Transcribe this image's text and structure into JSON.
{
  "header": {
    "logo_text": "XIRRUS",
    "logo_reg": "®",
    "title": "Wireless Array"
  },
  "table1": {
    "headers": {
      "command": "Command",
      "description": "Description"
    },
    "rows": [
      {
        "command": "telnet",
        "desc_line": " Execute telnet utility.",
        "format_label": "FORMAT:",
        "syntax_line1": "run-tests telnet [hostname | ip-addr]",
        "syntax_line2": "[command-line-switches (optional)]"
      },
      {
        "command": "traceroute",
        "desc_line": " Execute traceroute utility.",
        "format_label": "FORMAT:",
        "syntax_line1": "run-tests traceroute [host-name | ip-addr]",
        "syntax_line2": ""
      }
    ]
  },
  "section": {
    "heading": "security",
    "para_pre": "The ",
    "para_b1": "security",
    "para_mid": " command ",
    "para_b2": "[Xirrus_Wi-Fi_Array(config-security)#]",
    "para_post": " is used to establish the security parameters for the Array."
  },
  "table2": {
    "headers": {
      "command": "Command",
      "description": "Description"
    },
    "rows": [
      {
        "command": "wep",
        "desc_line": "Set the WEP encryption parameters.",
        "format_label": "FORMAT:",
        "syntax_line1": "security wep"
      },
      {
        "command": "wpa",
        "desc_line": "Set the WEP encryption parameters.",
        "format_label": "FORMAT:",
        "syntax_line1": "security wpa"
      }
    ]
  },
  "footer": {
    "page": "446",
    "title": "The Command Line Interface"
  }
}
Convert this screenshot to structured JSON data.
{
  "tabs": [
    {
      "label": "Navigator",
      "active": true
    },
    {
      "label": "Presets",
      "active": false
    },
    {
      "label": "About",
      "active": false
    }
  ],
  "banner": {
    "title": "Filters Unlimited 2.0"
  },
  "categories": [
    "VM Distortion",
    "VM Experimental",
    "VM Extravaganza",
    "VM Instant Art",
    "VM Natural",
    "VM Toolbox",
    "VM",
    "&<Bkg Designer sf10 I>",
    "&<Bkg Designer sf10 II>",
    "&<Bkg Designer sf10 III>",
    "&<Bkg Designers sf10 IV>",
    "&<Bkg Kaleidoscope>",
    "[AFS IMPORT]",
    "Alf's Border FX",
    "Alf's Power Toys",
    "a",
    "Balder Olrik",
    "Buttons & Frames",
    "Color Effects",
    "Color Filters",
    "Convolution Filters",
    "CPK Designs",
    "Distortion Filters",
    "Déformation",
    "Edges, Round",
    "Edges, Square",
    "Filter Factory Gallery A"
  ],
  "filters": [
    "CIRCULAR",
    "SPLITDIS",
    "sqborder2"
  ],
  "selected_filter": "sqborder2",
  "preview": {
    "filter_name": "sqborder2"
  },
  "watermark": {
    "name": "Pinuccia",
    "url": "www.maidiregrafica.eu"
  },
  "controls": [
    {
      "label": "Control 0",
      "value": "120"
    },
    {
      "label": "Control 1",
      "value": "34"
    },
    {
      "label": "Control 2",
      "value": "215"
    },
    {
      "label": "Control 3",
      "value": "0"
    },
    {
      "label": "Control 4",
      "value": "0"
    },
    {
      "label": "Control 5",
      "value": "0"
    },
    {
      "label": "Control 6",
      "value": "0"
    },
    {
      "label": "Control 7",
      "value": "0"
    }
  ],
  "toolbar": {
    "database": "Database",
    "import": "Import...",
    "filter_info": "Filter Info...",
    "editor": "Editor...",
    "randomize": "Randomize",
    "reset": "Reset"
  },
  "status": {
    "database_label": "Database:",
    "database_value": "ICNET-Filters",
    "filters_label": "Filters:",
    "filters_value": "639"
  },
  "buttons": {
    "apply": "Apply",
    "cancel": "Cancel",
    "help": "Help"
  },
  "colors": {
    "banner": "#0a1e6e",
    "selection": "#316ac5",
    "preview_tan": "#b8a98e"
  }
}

# # # # # # #

▸ Job:
Here, the records must be output exactly and in full.

▸ Result below:
Transcribe this image's text and structure into JSON.
{
  "header": {
    "logo_text": "XIRRUS",
    "logo_reg": "®",
    "title": "Wireless Array"
  },
  "table1": {
    "headers": {
      "command": "Command",
      "description": "Description"
    },
    "rows": [
      {
        "command": "telnet",
        "desc_line": " Execute telnet utility.",
        "format_label": "FORMAT:",
        "syntax_line1": "run-tests telnet [hostname | ip-addr]",
        "syntax_line2": "[command-line-switches (optional)]"
      },
      {
        "command": "traceroute",
        "desc_line": " Execute traceroute utility.",
        "format_label": "FORMAT:",
        "syntax_line1": "run-tests traceroute [host-name | ip-addr]",
        "syntax_line2": ""
      }
    ]
  },
  "section": {
    "heading": "security",
    "para_pre": "The ",
    "para_b1": "security",
    "para_mid": " command ",
    "para_b2": "[Xirrus_Wi-Fi_Array(config-security)#]",
    "para_post": " is used to establish the security parameters for the Array."
  },
  "table2": {
    "headers": {
      "command": "Command",
      "description": "Description"
    },
    "rows": [
      {
        "command": "wep",
        "desc_line": "Set the WEP encryption parameters.",
        "format_label": "FORMAT:",
        "syntax_line1": "security wep"
      },
      {
        "command": "wpa",
        "desc_line": "Set the WEP encryption parameters.",
        "format_label": "FORMAT:",
        "syntax_line1": "security wpa"
      }
    ]
  },
  "footer": {
    "page": "446",
    "title": "The Command Line Interface"
  }
}
Convert this screenshot to structured JSON data.
{
  "tabs": [
    {
      "label": "Navigator",
      "active": true
    },
    {
      "label": "Presets",
      "active": false
    },
    {
      "label": "About",
      "active": false
    }
  ],
  "banner": {
    "title": "Filters Unlimited 2.0"
  },
  "categories": [
    "VM Distortion",
    "VM Experimental",
    "VM Extravaganza",
    "VM Instant Art",
    "VM Natural",
    "VM Toolbox",
    "VM",
    "&<Bkg Designer sf10 I>",
    "&<Bkg Designer sf10 II>",
    "&<Bkg Designer sf10 III>",
    "&<Bkg Designers sf10 IV>",
    "&<Bkg Kaleidoscope>",
    "[AFS IMPORT]",
    "Alf's Border FX",
    "Alf's Power Toys",
    "a",
    "Balder Olrik",
    "Buttons & Frames",
    "Color Effects",
    "Color Filters",
    "Convolution Filters",
    "CPK Designs",
    "Distortion Filters",
    "Déformation",
    "Edges, Round",
    "Edges, Square",
    "Filter Factory Gallery A"
  ],
  "filters": [
    "CIRCULAR",
    "SPLITDIS",
    "sqborder2"
  ],
  "selected_filter": "sqborder2",
  "preview": {
    "filter_name": "sqborder2"
  },
  "watermark": {
    "name": "Pinuccia",
    "url": "www.maidiregrafica.eu"
  },
  "controls": [
    {
      "label": "Control 0",
      "value": "120"
    },
    {
      "label": "Control 1",
      "value": "34"
    },
    {
      "label": "Control 2",
      "value": "215"
    },
    {
      "label": "Control 3",
      "value": "0"
    },
    {
      "label": "Control 4",
      "value": "0"
    },
    {
      "label": "Control 5",
      "value": "0"
    },
    {
      "label": "Control 6",
      "value": "0"
    },
    {
      "label": "Control 7",
      "value": "0"
    }
  ],
  "toolbar": {
    "database": "Database",
    "import": "Import...",
    "filter_info": "Filter Info...",
    "editor": "Editor...",
    "randomize": "Randomize",
    "reset": "Reset"
  },
  "status": {
    "database_label": "Database:",
    "database_value": "ICNET-Filters",
    "filters_label": "Filters:",
    "filters_value": "639"
  },
  "buttons": {
    "apply": "Apply",
    "cancel": "Cancel",
    "help": "Help"
  },
  "colors": {
    "banner": "#0a1e6e",
    "selection": "#316ac5",
    "preview_tan": "#b8a98e"
  }
}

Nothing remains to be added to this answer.